[start RECORDS TO USE]
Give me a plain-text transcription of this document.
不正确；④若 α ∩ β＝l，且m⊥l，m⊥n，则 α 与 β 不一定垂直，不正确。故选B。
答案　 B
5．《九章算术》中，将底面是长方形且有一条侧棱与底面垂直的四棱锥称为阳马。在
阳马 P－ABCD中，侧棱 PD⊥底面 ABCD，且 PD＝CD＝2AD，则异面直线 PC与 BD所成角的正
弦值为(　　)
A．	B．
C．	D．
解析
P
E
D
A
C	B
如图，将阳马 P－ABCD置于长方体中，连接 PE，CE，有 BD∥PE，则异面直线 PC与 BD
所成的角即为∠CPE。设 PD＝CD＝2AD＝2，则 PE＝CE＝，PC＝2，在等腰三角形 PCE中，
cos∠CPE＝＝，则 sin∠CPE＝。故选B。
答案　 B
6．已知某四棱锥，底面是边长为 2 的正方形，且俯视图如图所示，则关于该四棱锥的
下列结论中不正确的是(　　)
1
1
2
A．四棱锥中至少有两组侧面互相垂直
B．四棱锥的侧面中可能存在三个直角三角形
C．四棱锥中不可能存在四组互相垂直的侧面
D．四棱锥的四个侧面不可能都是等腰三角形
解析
[end RECORDS TO USE]
[start RECORDS TO USE]
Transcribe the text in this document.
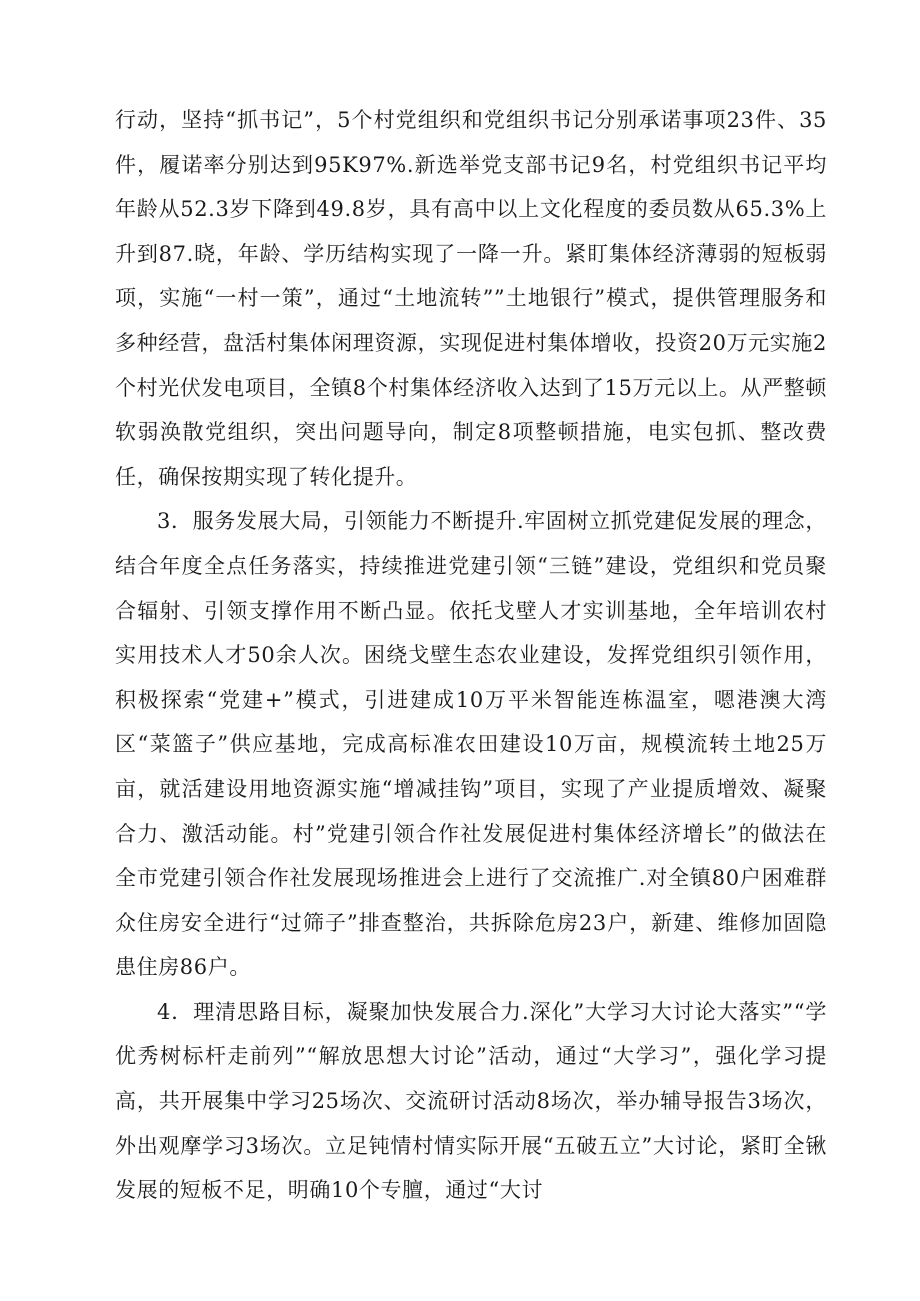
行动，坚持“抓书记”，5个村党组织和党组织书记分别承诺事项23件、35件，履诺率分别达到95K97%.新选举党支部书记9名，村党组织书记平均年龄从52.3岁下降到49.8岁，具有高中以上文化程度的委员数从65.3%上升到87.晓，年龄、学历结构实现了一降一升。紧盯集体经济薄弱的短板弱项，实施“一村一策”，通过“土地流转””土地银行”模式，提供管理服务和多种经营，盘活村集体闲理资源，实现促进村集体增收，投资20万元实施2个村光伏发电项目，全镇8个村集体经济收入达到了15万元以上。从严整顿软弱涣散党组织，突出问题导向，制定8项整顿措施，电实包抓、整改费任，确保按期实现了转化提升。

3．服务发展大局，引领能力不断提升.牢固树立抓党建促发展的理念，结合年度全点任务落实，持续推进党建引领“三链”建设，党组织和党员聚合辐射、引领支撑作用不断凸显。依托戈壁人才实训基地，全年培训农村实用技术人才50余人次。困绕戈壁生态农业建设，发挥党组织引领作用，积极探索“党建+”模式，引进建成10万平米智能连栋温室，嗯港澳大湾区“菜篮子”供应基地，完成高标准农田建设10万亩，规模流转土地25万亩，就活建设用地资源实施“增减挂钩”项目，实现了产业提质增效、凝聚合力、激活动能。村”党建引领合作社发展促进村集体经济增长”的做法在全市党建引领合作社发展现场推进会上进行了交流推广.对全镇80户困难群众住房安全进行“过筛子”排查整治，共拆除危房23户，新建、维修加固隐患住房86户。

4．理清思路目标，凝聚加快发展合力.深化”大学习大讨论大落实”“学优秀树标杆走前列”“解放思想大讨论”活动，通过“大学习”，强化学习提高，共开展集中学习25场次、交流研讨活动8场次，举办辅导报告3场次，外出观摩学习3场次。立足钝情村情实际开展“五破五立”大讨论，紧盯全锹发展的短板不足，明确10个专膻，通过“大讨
[end RECORDS TO USE]
[start RECORDS TO USE]
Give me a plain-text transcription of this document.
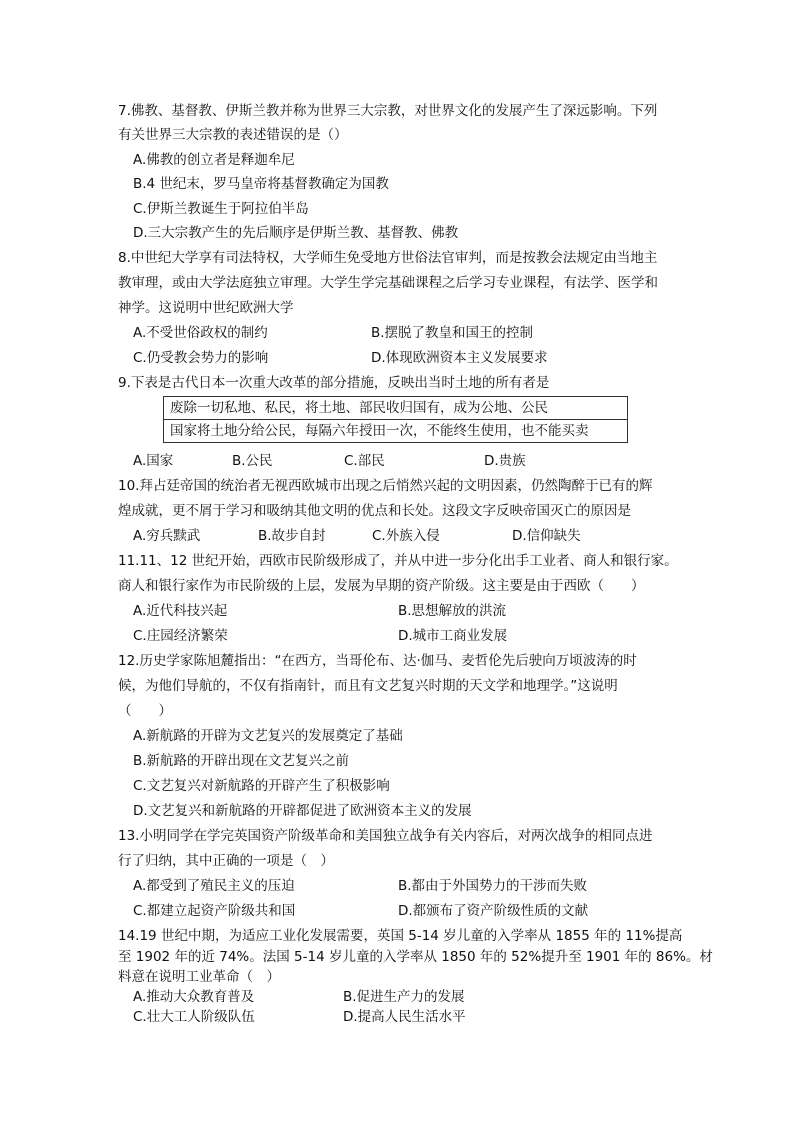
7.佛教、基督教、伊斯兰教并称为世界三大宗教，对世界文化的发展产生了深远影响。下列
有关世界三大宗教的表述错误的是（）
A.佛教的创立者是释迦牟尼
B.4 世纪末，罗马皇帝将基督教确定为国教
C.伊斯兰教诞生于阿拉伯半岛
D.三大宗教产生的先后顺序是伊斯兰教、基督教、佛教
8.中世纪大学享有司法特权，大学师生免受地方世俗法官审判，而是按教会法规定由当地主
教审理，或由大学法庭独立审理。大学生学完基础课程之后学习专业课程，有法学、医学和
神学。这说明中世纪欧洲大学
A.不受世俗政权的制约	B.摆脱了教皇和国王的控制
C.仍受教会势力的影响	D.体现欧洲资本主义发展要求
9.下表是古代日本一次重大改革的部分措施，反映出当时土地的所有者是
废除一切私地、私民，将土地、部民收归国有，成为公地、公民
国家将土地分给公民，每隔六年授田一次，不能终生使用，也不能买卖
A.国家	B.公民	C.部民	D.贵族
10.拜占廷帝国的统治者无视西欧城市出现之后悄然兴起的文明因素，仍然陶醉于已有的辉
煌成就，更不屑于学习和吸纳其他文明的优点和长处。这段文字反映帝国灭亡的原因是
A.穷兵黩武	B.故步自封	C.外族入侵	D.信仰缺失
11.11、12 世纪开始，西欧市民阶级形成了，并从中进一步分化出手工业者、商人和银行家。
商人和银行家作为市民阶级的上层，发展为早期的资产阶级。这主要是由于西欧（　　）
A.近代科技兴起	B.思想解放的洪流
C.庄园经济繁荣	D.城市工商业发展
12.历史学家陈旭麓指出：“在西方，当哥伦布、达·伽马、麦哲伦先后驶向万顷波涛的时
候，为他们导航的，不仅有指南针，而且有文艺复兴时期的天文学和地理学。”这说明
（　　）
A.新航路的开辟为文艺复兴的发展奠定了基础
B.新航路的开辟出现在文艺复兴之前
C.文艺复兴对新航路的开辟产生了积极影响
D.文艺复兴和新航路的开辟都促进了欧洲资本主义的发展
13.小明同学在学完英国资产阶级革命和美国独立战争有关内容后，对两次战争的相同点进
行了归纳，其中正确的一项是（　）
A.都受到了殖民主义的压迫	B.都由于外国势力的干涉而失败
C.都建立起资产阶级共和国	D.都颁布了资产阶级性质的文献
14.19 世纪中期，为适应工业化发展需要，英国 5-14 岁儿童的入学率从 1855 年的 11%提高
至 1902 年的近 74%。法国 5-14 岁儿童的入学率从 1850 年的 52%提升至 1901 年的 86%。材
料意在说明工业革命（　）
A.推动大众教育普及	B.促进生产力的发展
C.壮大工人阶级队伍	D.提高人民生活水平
[end RECORDS TO USE]
* _DO THIS_
Count the lines above that contain the word "则异面直线", and give only that number.

* _FULL RESPONSE_
2